* What the exercise asks *
Of the lines below, count those containing the word "prairie". Reply with the number alone.

* Given data *
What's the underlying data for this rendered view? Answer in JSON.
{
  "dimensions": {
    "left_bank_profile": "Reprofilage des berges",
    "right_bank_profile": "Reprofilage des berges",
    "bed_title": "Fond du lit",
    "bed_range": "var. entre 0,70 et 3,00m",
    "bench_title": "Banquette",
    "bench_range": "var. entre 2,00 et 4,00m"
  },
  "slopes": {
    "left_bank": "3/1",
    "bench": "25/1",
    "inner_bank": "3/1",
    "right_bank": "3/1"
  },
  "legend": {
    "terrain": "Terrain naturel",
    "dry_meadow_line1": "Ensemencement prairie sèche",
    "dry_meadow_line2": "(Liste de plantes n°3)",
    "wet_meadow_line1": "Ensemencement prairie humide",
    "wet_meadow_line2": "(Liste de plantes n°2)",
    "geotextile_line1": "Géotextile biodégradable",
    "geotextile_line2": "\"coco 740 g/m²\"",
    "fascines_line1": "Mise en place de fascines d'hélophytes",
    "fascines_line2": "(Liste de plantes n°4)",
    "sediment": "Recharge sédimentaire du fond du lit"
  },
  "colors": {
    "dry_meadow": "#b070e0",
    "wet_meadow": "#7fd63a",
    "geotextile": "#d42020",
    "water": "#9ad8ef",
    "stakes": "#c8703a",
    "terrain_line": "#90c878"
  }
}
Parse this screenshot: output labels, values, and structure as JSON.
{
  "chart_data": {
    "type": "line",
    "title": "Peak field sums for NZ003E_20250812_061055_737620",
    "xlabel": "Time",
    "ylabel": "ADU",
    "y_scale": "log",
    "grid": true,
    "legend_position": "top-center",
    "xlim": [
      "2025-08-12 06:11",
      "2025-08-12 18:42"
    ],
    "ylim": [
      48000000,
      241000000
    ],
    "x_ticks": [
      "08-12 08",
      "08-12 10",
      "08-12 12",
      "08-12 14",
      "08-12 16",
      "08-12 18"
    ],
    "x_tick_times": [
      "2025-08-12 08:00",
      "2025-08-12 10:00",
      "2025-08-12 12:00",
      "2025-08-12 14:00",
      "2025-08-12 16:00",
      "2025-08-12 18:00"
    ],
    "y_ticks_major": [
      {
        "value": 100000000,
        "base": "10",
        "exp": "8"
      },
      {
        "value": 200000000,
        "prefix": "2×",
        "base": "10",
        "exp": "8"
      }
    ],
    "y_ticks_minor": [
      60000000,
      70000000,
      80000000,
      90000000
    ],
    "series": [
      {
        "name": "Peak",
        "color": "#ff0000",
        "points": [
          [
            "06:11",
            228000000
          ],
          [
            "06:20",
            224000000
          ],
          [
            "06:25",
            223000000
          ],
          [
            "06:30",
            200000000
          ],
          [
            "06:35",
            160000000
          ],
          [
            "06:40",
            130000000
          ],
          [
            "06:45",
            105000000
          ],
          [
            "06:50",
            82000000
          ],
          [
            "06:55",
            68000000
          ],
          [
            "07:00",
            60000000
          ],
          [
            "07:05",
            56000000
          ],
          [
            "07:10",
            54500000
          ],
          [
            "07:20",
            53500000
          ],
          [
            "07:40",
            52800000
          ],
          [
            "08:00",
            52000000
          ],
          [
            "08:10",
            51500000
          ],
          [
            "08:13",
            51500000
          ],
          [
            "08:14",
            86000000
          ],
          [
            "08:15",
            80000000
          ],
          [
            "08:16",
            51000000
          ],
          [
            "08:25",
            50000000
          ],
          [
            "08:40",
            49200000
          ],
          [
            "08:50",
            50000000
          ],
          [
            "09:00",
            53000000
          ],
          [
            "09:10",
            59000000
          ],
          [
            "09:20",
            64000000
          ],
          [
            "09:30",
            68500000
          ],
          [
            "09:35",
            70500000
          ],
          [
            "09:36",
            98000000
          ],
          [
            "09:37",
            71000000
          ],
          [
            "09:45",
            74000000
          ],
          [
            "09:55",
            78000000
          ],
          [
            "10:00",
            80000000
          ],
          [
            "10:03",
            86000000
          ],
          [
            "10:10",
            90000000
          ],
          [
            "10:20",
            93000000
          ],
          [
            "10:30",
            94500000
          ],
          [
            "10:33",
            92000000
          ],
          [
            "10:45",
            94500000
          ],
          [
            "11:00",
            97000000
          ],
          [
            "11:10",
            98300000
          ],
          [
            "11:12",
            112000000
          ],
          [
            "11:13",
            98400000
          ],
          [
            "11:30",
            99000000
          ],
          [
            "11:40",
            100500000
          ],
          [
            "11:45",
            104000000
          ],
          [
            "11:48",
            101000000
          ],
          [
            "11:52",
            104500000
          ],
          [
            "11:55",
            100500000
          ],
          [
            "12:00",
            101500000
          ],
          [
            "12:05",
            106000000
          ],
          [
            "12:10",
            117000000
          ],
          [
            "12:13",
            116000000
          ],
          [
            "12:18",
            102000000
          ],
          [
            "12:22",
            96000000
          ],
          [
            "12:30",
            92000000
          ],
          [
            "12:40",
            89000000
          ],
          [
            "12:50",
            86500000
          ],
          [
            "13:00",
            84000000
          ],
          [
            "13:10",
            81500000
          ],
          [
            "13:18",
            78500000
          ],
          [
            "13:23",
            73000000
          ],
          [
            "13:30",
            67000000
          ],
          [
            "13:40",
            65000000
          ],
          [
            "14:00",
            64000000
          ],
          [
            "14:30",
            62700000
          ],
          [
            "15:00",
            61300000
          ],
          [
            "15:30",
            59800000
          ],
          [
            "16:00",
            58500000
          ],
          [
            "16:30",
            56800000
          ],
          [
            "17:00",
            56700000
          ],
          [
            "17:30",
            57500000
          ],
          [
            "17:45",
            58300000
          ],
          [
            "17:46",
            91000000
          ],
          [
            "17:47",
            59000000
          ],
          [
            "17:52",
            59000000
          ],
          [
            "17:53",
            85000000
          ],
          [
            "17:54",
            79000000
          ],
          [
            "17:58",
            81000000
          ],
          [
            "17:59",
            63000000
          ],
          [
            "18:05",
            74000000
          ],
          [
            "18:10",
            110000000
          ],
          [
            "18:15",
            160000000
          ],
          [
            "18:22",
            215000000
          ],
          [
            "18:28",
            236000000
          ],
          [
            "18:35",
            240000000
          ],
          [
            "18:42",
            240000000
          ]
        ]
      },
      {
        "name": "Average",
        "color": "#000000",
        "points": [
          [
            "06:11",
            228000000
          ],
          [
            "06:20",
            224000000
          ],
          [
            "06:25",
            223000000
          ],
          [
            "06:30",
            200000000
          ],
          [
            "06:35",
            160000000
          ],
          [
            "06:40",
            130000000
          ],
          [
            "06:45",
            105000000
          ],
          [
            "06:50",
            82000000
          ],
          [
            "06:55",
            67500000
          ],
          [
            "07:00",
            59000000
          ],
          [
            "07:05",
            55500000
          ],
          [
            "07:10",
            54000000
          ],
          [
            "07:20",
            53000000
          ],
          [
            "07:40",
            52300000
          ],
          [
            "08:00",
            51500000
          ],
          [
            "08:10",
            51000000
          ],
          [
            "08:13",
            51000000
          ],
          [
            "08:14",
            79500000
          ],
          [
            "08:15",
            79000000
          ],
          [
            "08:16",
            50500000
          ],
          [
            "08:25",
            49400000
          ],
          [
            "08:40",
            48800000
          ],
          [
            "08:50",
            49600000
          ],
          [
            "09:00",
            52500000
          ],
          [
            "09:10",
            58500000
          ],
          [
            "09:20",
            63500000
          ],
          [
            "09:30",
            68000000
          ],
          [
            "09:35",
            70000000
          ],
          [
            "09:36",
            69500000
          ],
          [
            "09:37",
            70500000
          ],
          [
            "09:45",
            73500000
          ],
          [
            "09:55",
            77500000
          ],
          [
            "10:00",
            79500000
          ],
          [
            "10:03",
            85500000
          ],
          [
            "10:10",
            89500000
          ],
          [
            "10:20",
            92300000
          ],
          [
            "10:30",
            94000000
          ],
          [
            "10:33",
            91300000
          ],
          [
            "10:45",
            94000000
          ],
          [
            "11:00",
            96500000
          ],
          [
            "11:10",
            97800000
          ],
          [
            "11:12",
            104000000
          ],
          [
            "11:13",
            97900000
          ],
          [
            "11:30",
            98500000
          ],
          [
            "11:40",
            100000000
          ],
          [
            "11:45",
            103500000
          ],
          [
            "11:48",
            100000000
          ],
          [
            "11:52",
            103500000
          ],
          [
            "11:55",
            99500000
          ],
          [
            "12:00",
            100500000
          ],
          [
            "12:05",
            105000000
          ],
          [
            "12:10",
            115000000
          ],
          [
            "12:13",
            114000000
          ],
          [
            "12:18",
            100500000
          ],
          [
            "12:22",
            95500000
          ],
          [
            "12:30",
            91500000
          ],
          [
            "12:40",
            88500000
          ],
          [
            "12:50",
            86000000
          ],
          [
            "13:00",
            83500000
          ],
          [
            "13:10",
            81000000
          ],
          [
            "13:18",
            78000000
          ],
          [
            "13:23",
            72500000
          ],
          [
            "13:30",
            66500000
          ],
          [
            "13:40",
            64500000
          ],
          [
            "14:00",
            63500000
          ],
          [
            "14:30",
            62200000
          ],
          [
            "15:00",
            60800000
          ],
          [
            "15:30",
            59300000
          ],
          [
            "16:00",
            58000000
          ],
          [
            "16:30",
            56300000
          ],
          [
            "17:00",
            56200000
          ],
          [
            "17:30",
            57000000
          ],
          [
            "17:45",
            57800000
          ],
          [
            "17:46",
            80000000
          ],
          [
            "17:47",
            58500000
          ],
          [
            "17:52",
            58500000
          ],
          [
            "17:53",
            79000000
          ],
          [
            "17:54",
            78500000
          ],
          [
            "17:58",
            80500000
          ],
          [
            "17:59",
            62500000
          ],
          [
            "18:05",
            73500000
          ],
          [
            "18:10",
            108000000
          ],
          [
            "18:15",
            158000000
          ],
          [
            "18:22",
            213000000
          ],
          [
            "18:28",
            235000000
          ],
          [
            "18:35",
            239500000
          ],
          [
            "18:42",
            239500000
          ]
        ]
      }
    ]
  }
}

* Finished exercise *
2